*WHAT IS EXPECTED*: Extract each line bearing the word "Training".
== DATA
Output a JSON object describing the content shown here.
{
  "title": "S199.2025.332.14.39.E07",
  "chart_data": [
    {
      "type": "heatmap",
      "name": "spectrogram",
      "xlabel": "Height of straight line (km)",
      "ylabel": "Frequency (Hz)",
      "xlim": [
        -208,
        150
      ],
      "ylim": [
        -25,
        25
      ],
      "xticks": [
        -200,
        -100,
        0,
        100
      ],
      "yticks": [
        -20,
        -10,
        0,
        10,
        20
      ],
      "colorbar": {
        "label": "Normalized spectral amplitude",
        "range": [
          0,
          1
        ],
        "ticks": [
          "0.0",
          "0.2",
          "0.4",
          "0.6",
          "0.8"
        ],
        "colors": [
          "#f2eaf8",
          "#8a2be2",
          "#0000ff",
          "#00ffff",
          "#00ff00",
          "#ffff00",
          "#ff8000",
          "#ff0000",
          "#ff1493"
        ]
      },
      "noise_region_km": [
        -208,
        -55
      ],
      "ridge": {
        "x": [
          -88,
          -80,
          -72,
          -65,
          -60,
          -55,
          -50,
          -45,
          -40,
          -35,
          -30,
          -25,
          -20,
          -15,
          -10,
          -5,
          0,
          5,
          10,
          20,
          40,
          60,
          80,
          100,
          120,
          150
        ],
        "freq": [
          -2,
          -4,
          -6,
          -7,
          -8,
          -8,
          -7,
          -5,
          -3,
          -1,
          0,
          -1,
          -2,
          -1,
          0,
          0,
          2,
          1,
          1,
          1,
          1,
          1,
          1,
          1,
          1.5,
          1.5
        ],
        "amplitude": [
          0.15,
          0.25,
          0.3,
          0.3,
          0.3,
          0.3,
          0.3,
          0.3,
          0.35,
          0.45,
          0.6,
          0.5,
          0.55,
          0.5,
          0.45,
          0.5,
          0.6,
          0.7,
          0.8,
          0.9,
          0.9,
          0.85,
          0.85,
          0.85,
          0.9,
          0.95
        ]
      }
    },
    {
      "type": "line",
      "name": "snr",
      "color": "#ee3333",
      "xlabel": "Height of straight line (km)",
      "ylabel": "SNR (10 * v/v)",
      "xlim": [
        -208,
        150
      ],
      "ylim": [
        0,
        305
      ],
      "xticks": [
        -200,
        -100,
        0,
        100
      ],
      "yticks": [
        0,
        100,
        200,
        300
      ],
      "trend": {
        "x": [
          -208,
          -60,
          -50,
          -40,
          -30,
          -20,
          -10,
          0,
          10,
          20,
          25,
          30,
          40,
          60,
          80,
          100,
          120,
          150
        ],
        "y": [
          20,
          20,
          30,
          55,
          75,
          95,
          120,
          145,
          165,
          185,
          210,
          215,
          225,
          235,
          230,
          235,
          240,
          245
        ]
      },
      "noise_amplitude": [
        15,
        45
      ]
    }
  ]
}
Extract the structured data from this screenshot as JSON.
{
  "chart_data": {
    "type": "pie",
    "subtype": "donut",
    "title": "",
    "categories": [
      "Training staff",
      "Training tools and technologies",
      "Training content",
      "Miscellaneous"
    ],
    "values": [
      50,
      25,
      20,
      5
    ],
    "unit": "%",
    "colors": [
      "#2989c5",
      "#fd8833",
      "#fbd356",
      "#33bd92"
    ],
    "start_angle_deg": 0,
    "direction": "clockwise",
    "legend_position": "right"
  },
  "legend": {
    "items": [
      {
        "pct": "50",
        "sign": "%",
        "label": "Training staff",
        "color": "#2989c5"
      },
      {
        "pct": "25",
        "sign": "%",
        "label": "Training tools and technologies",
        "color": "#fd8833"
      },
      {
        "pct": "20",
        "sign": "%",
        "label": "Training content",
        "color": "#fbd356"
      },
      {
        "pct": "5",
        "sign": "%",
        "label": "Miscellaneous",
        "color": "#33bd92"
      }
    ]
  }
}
====
*RESULT BELOW*:
      "Training staff",
      "Training tools and technologies",
      "Training content",
        "label": "Training staff",
        "label": "Training tools and technologies",
        "label": "Training content",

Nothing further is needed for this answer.